### What is asked
Repeat the records below exactly.

** start of Raw data **

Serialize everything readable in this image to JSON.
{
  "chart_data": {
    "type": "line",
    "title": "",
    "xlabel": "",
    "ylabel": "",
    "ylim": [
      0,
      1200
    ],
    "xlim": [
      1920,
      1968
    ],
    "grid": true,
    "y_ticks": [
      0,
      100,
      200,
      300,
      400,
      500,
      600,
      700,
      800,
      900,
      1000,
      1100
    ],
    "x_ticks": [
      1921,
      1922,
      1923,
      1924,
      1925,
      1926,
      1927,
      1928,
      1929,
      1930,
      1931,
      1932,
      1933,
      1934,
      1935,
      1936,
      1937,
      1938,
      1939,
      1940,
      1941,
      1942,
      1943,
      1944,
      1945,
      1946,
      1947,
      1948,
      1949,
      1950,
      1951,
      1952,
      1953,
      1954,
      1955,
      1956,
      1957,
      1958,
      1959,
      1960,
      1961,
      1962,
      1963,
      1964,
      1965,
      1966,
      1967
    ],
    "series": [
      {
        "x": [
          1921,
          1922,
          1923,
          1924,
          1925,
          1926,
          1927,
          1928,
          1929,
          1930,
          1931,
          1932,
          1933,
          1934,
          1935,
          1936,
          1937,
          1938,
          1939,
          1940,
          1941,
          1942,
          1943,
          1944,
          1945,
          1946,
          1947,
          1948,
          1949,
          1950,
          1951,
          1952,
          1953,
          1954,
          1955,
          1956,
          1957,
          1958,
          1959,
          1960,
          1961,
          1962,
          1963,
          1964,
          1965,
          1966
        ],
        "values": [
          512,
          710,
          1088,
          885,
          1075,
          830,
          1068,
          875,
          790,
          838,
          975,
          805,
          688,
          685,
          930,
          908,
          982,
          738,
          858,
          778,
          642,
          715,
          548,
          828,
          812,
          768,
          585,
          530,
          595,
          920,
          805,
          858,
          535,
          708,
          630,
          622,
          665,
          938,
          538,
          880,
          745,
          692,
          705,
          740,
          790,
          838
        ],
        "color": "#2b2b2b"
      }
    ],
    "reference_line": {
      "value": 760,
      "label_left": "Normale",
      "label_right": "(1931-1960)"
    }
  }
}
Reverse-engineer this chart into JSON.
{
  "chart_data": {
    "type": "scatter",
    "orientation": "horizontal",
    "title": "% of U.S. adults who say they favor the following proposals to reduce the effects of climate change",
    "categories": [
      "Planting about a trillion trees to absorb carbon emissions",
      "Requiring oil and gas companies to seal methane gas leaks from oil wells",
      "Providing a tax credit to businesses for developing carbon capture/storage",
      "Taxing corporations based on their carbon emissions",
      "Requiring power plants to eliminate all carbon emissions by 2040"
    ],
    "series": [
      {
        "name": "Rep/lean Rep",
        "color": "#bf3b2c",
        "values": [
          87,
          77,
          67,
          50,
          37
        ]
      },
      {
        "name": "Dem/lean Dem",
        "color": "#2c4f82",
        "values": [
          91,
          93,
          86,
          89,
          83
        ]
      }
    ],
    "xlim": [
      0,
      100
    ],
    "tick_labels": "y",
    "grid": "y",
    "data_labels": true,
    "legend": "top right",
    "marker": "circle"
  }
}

** end of Raw data **

### Result of this task
Serialize everything readable in this image to JSON.
{
  "chart_data": {
    "type": "line",
    "title": "",
    "xlabel": "",
    "ylabel": "",
    "ylim": [
      0,
      1200
    ],
    "xlim": [
      1920,
      1968
    ],
    "grid": true,
    "y_ticks": [
      0,
      100,
      200,
      300,
      400,
      500,
      600,
      700,
      800,
      900,
      1000,
      1100
    ],
    "x_ticks": [
      1921,
      1922,
      1923,
      1924,
      1925,
      1926,
      1927,
      1928,
      1929,
      1930,
      1931,
      1932,
      1933,
      1934,
      1935,
      1936,
      1937,
      1938,
      1939,
      1940,
      1941,
      1942,
      1943,
      1944,
      1945,
      1946,
      1947,
      1948,
      1949,
      1950,
      1951,
      1952,
      1953,
      1954,
      1955,
      1956,
      1957,
      1958,
      1959,
      1960,
      1961,
      1962,
      1963,
      1964,
      1965,
      1966,
      1967
    ],
    "series": [
      {
        "x": [
          1921,
          1922,
          1923,
          1924,
          1925,
          1926,
          1927,
          1928,
          1929,
          1930,
          1931,
          1932,
          1933,
          1934,
          1935,
          1936,
          1937,
          1938,
          1939,
          1940,
          1941,
          1942,
          1943,
          1944,
          1945,
          1946,
          1947,
          1948,
          1949,
          1950,
          1951,
          1952,
          1953,
          1954,
          1955,
          1956,
          1957,
          1958,
          1959,
          1960,
          1961,
          1962,
          1963,
          1964,
          1965,
          1966
        ],
        "values": [
          512,
          710,
          1088,
          885,
          1075,
          830,
          1068,
          875,
          790,
          838,
          975,
          805,
          688,
          685,
          930,
          908,
          982,
          738,
          858,
          778,
          642,
          715,
          548,
          828,
          812,
          768,
          585,
          530,
          595,
          920,
          805,
          858,
          535,
          708,
          630,
          622,
          665,
          938,
          538,
          880,
          745,
          692,
          705,
          740,
          790,
          838
        ],
        "color": "#2b2b2b"
      }
    ],
    "reference_line": {
      "value": 760,
      "label_left": "Normale",
      "label_right": "(1931-1960)"
    }
  }
}
Reverse-engineer this chart into JSON.
{
  "chart_data": {
    "type": "scatter",
    "orientation": "horizontal",
    "title": "% of U.S. adults who say they favor the following proposals to reduce the effects of climate change",
    "categories": [
      "Planting about a trillion trees to absorb carbon emissions",
      "Requiring oil and gas companies to seal methane gas leaks from oil wells",
      "Providing a tax credit to businesses for developing carbon capture/storage",
      "Taxing corporations based on their carbon emissions",
      "Requiring power plants to eliminate all carbon emissions by 2040"
    ],
    "series": [
      {
        "name": "Rep/lean Rep",
        "color": "#bf3b2c",
        "values": [
          87,
          77,
          67,
          50,
          37
        ]
      },
      {
        "name": "Dem/lean Dem",
        "color": "#2c4f82",
        "values": [
          91,
          93,
          86,
          89,
          83
        ]
      }
    ],
    "xlim": [
      0,
      100
    ],
    "tick_labels": "y",
    "grid": "y",
    "data_labels": true,
    "legend": "top right",
    "marker": "circle"
  }
}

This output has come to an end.